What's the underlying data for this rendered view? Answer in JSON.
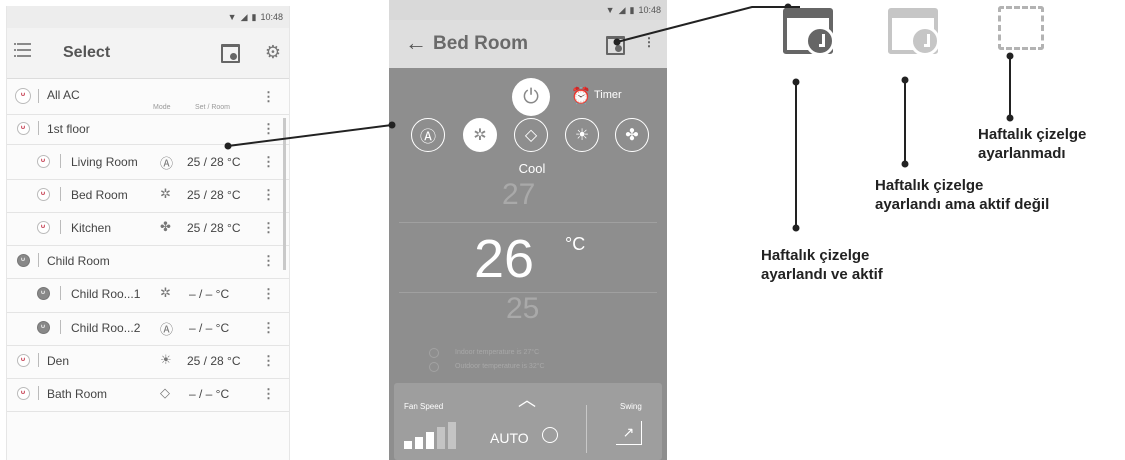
{
  "left_phone": {
    "status_time": "10:48",
    "title": "Select",
    "col_mode": "Mode",
    "col_set_room": "Set / Room",
    "rows": [
      {
        "name": "All AC",
        "mode": "",
        "temp": ""
      },
      {
        "name": "1st floor",
        "mode": "",
        "temp": ""
      },
      {
        "name": "Living Room",
        "mode": "Ⓐ",
        "temp": "25 / 28 °C"
      },
      {
        "name": "Bed Room",
        "mode": "✲",
        "temp": "25 / 28 °C"
      },
      {
        "name": "Kitchen",
        "mode": "✤",
        "temp": "25 / 28 °C"
      },
      {
        "name": "Child Room",
        "mode": "",
        "temp": ""
      },
      {
        "name": "Child Roo...1",
        "mode": "✲",
        "temp": "– / –  °C"
      },
      {
        "name": "Child Roo...2",
        "mode": "Ⓐ",
        "temp": "– / –  °C"
      },
      {
        "name": "Den",
        "mode": "☀",
        "temp": "25 / 28 °C"
      },
      {
        "name": "Bath Room",
        "mode": "◇",
        "temp": "– / –  °C"
      }
    ]
  },
  "right_phone": {
    "status_time": "10:48",
    "title": "Bed Room",
    "timer_label": "Timer",
    "mode_label": "Cool",
    "temp_up": "27",
    "temp_set": "26",
    "temp_unit": "°C",
    "temp_down": "25",
    "indoor_text": "Indoor temperature is  27°C",
    "outdoor_text": "Outdoor temperature is  32°C",
    "fan_speed_label": "Fan Speed",
    "fan_mode": "AUTO",
    "swing_label": "Swing"
  },
  "callouts": {
    "active": [
      "Haftalık çizelge",
      "ayarlandı ve aktif"
    ],
    "inactive": [
      "Haftalık çizelge",
      "ayarlandı ama aktif değil"
    ],
    "unset": [
      "Haftalık çizelge",
      "ayarlanmadı"
    ]
  },
  "colors": {
    "active_schedule": "#666666",
    "inactive_schedule": "#c6c6c6",
    "unset_schedule": "#b3b3b3",
    "detail_bg": "#8e8e8e"
  }
}
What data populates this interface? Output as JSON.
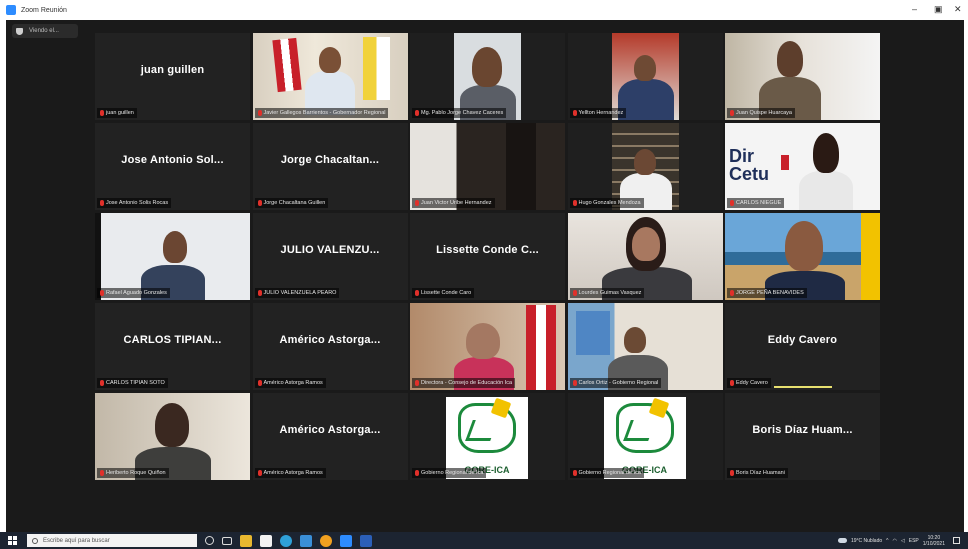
{
  "window": {
    "title": "Zoom Reunión",
    "minimize": "–",
    "maximize": "▣",
    "close": "✕"
  },
  "view_button": {
    "label": "Viendo el..."
  },
  "tiles": [
    {
      "big_name": "juan guillen",
      "caption": "juan guillen",
      "type": "name"
    },
    {
      "big_name": "",
      "caption": "Javier Gallegos Barrientos - Gobernador Regional",
      "type": "video",
      "scene": "flags",
      "highlighted": true
    },
    {
      "big_name": "",
      "caption": "Mg. Pablo Jorge Chavez Caceres",
      "type": "video",
      "scene": "face-center"
    },
    {
      "big_name": "",
      "caption": "Yellton Hernandez",
      "type": "video",
      "scene": "office-red"
    },
    {
      "big_name": "",
      "caption": "Juan Quispe Huarcaya",
      "type": "video",
      "scene": "office-light"
    },
    {
      "big_name": "Jose Antonio Sol...",
      "caption": "Jose Antonio Solis Rocas",
      "type": "name"
    },
    {
      "big_name": "Jorge Chacaltan...",
      "caption": "Jorge Chacaltana Guillen",
      "type": "name"
    },
    {
      "big_name": "",
      "caption": "Juan Victor Uribe Hernandez",
      "type": "video",
      "scene": "dark-room"
    },
    {
      "big_name": "",
      "caption": "Hugo Gonzales Mendoza",
      "type": "video",
      "scene": "shelves"
    },
    {
      "big_name": "",
      "caption": "CARLOS NIEGUE",
      "type": "video",
      "scene": "banner",
      "banner_text": [
        "Dir",
        "Cetu"
      ]
    },
    {
      "big_name": "",
      "caption": "Rafael Aguado Gonzales",
      "type": "video",
      "scene": "office-blue"
    },
    {
      "big_name": "JULIO VALENZU...",
      "caption": "JULIO VALENZUELA PEARO",
      "type": "name"
    },
    {
      "big_name": "Lissette Conde C...",
      "caption": "Lissette Conde Caro",
      "type": "name"
    },
    {
      "big_name": "",
      "caption": "Lourdes Guimas Vasquez",
      "type": "video",
      "scene": "young-woman"
    },
    {
      "big_name": "",
      "caption": "JORGE PEÑA BENAVIDES",
      "type": "video",
      "scene": "coast"
    },
    {
      "big_name": "CARLOS TIPIAN...",
      "caption": "CARLOS TIPIAN SOTO",
      "type": "name"
    },
    {
      "big_name": "Américo Astorga...",
      "caption": "Américo Astorga Ramos",
      "type": "name"
    },
    {
      "big_name": "",
      "caption": "Directora - Consejo de Educación Ica",
      "type": "video",
      "scene": "woman-flag"
    },
    {
      "big_name": "",
      "caption": "Carlos Ortiz - Gobierno Regional",
      "type": "video",
      "scene": "flag-room"
    },
    {
      "big_name": "Eddy Cavero",
      "caption": "Eddy Cavero",
      "type": "name",
      "speaking": true
    },
    {
      "big_name": "",
      "caption": "Heriberto Roque Quiñon",
      "type": "video",
      "scene": "man-room"
    },
    {
      "big_name": "Américo Astorga...",
      "caption": "Américo Astorga Ramos",
      "type": "name"
    },
    {
      "big_name": "",
      "caption": "Gobierno Regional de Ica",
      "type": "logo",
      "logo_text": "GORE-ICA"
    },
    {
      "big_name": "",
      "caption": "Gobierno Regional de Ica",
      "type": "logo",
      "logo_text": "GORE-ICA"
    },
    {
      "big_name": "Boris Díaz Huam...",
      "caption": "Boris Díaz Huamani",
      "type": "name"
    }
  ],
  "taskbar": {
    "search_placeholder": "Escribe aquí para buscar",
    "weather": "19°C Nublado",
    "time": "10:20",
    "date": "1/10/2021",
    "lang": "ESP"
  },
  "colors": {
    "zoom_bg": "#1a1a1a",
    "tile_bg": "#222222",
    "active_speaker": "#e8e070",
    "muted_mic": "#e0302a",
    "taskbar": "#1c2431"
  }
}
+===+
• **What you will do**: Look over the material above and show each line where "Regional" appears.

• **Reply to the exercise**:
      "caption": "Javier Gallegos Barrientos - Gobernador Regional",
      "caption": "Carlos Ortiz - Gobierno Regional",
      "caption": "Gobierno Regional de Ica",
      "caption": "Gobierno Regional de Ica",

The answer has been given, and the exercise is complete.